■ **What is needed**:
Everything in the listing should be restated word for word.

■ **Stored records**:
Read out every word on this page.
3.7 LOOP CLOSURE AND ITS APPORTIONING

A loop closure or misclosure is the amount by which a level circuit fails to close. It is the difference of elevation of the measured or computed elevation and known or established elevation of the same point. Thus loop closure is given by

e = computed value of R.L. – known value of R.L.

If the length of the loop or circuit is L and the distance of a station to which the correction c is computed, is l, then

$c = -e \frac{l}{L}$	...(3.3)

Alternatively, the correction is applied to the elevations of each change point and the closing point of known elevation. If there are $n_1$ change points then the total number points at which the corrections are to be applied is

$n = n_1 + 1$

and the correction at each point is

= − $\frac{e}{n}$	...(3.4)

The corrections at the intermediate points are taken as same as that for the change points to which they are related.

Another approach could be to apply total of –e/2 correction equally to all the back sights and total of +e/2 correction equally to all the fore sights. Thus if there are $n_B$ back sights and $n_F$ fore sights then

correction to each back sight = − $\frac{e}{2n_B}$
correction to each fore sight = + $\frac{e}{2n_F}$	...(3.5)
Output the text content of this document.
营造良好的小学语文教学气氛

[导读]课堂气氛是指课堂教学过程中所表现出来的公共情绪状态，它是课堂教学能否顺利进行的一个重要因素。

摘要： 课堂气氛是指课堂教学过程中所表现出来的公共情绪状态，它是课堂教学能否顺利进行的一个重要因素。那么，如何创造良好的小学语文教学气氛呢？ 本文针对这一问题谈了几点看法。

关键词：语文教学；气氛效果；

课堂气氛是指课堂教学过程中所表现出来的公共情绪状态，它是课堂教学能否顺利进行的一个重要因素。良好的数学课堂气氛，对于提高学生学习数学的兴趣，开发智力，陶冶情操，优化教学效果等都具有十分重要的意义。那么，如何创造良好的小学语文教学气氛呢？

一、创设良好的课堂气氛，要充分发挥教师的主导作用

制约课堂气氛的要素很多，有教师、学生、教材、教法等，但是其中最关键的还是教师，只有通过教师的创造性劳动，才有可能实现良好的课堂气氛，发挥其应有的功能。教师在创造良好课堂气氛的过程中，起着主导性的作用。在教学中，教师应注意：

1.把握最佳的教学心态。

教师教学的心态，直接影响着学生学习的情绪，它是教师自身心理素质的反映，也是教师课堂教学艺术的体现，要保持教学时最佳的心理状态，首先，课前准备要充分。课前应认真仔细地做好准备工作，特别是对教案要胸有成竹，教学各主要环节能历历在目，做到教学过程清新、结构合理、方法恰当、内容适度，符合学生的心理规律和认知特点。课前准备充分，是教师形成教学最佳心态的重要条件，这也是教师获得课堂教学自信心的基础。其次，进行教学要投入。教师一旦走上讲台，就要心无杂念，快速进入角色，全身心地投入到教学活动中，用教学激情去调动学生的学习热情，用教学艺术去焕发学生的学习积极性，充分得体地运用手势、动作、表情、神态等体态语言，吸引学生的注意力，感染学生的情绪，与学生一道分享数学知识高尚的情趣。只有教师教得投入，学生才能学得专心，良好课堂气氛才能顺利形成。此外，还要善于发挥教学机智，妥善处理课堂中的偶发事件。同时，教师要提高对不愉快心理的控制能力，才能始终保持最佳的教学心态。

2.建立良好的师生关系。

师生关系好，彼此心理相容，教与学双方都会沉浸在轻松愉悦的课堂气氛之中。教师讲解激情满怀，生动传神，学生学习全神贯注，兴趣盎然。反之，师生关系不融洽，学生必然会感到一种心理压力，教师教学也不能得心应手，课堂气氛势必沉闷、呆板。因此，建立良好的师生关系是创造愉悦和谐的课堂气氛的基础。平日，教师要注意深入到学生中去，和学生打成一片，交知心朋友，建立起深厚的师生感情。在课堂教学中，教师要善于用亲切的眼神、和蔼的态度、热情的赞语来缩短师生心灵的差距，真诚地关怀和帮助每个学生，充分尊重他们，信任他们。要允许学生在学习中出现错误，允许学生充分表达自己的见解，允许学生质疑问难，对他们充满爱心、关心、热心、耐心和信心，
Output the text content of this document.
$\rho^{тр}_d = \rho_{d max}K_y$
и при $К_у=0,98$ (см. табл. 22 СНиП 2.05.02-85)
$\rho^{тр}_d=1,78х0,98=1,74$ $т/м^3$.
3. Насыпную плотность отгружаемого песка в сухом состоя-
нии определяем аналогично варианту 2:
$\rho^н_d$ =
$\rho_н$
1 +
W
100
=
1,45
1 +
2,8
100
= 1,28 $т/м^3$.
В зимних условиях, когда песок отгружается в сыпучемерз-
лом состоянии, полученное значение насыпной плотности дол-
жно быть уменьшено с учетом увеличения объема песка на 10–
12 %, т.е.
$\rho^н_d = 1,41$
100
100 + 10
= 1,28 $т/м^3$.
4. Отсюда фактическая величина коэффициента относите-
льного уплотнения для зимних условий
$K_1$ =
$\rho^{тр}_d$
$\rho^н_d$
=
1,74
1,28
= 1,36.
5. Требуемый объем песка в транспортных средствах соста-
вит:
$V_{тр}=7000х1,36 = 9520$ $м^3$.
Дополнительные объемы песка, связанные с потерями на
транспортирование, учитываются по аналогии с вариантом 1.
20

■ **Expected answer**:
Read out every word on this page.
3.7 LOOP CLOSURE AND ITS APPORTIONING

A loop closure or misclosure is the amount by which a level circuit fails to close. It is the difference of elevation of the measured or computed elevation and known or established elevation of the same point. Thus loop closure is given by

e = computed value of R.L. – known value of R.L.

If the length of the loop or circuit is L and the distance of a station to which the correction c is computed, is l, then

$c = -e \frac{l}{L}$	...(3.3)

Alternatively, the correction is applied to the elevations of each change point and the closing point of known elevation. If there are $n_1$ change points then the total number points at which the corrections are to be applied is

$n = n_1 + 1$

and the correction at each point is

= − $\frac{e}{n}$	...(3.4)

The corrections at the intermediate points are taken as same as that for the change points to which they are related.

Another approach could be to apply total of –e/2 correction equally to all the back sights and total of +e/2 correction equally to all the fore sights. Thus if there are $n_B$ back sights and $n_F$ fore sights then

correction to each back sight = − $\frac{e}{2n_B}$
correction to each fore sight = + $\frac{e}{2n_F}$	...(3.5)
Output the text content of this document.
营造良好的小学语文教学气氛

[导读]课堂气氛是指课堂教学过程中所表现出来的公共情绪状态，它是课堂教学能否顺利进行的一个重要因素。

摘要： 课堂气氛是指课堂教学过程中所表现出来的公共情绪状态，它是课堂教学能否顺利进行的一个重要因素。那么，如何创造良好的小学语文教学气氛呢？ 本文针对这一问题谈了几点看法。

关键词：语文教学；气氛效果；

课堂气氛是指课堂教学过程中所表现出来的公共情绪状态，它是课堂教学能否顺利进行的一个重要因素。良好的数学课堂气氛，对于提高学生学习数学的兴趣，开发智力，陶冶情操，优化教学效果等都具有十分重要的意义。那么，如何创造良好的小学语文教学气氛呢？

一、创设良好的课堂气氛，要充分发挥教师的主导作用

制约课堂气氛的要素很多，有教师、学生、教材、教法等，但是其中最关键的还是教师，只有通过教师的创造性劳动，才有可能实现良好的课堂气氛，发挥其应有的功能。教师在创造良好课堂气氛的过程中，起着主导性的作用。在教学中，教师应注意：

1.把握最佳的教学心态。

教师教学的心态，直接影响着学生学习的情绪，它是教师自身心理素质的反映，也是教师课堂教学艺术的体现，要保持教学时最佳的心理状态，首先，课前准备要充分。课前应认真仔细地做好准备工作，特别是对教案要胸有成竹，教学各主要环节能历历在目，做到教学过程清新、结构合理、方法恰当、内容适度，符合学生的心理规律和认知特点。课前准备充分，是教师形成教学最佳心态的重要条件，这也是教师获得课堂教学自信心的基础。其次，进行教学要投入。教师一旦走上讲台，就要心无杂念，快速进入角色，全身心地投入到教学活动中，用教学激情去调动学生的学习热情，用教学艺术去焕发学生的学习积极性，充分得体地运用手势、动作、表情、神态等体态语言，吸引学生的注意力，感染学生的情绪，与学生一道分享数学知识高尚的情趣。只有教师教得投入，学生才能学得专心，良好课堂气氛才能顺利形成。此外，还要善于发挥教学机智，妥善处理课堂中的偶发事件。同时，教师要提高对不愉快心理的控制能力，才能始终保持最佳的教学心态。

2.建立良好的师生关系。

师生关系好，彼此心理相容，教与学双方都会沉浸在轻松愉悦的课堂气氛之中。教师讲解激情满怀，生动传神，学生学习全神贯注，兴趣盎然。反之，师生关系不融洽，学生必然会感到一种心理压力，教师教学也不能得心应手，课堂气氛势必沉闷、呆板。因此，建立良好的师生关系是创造愉悦和谐的课堂气氛的基础。平日，教师要注意深入到学生中去，和学生打成一片，交知心朋友，建立起深厚的师生感情。在课堂教学中，教师要善于用亲切的眼神、和蔼的态度、热情的赞语来缩短师生心灵的差距，真诚地关怀和帮助每个学生，充分尊重他们，信任他们。要允许学生在学习中出现错误，允许学生充分表达自己的见解，允许学生质疑问难，对他们充满爱心、关心、热心、耐心和信心，
Output the text content of this document.
$\rho^{тр}_d = \rho_{d max}K_y$
и при $К_у=0,98$ (см. табл. 22 СНиП 2.05.02-85)
$\rho^{тр}_d=1,78х0,98=1,74$ $т/м^3$.
3. Насыпную плотность отгружаемого песка в сухом состоя-
нии определяем аналогично варианту 2:
$\rho^н_d$ =
$\rho_н$
1 +
W
100
=
1,45
1 +
2,8
100
= 1,28 $т/м^3$.
В зимних условиях, когда песок отгружается в сыпучемерз-
лом состоянии, полученное значение насыпной плотности дол-
жно быть уменьшено с учетом увеличения объема песка на 10–
12 %, т.е.
$\rho^н_d = 1,41$
100
100 + 10
= 1,28 $т/м^3$.
4. Отсюда фактическая величина коэффициента относите-
льного уплотнения для зимних условий
$K_1$ =
$\rho^{тр}_d$
$\rho^н_d$
=
1,74
1,28
= 1,36.
5. Требуемый объем песка в транспортных средствах соста-
вит:
$V_{тр}=7000х1,36 = 9520$ $м^3$.
Дополнительные объемы песка, связанные с потерями на
транспортирование, учитываются по аналогии с вариантом 1.
20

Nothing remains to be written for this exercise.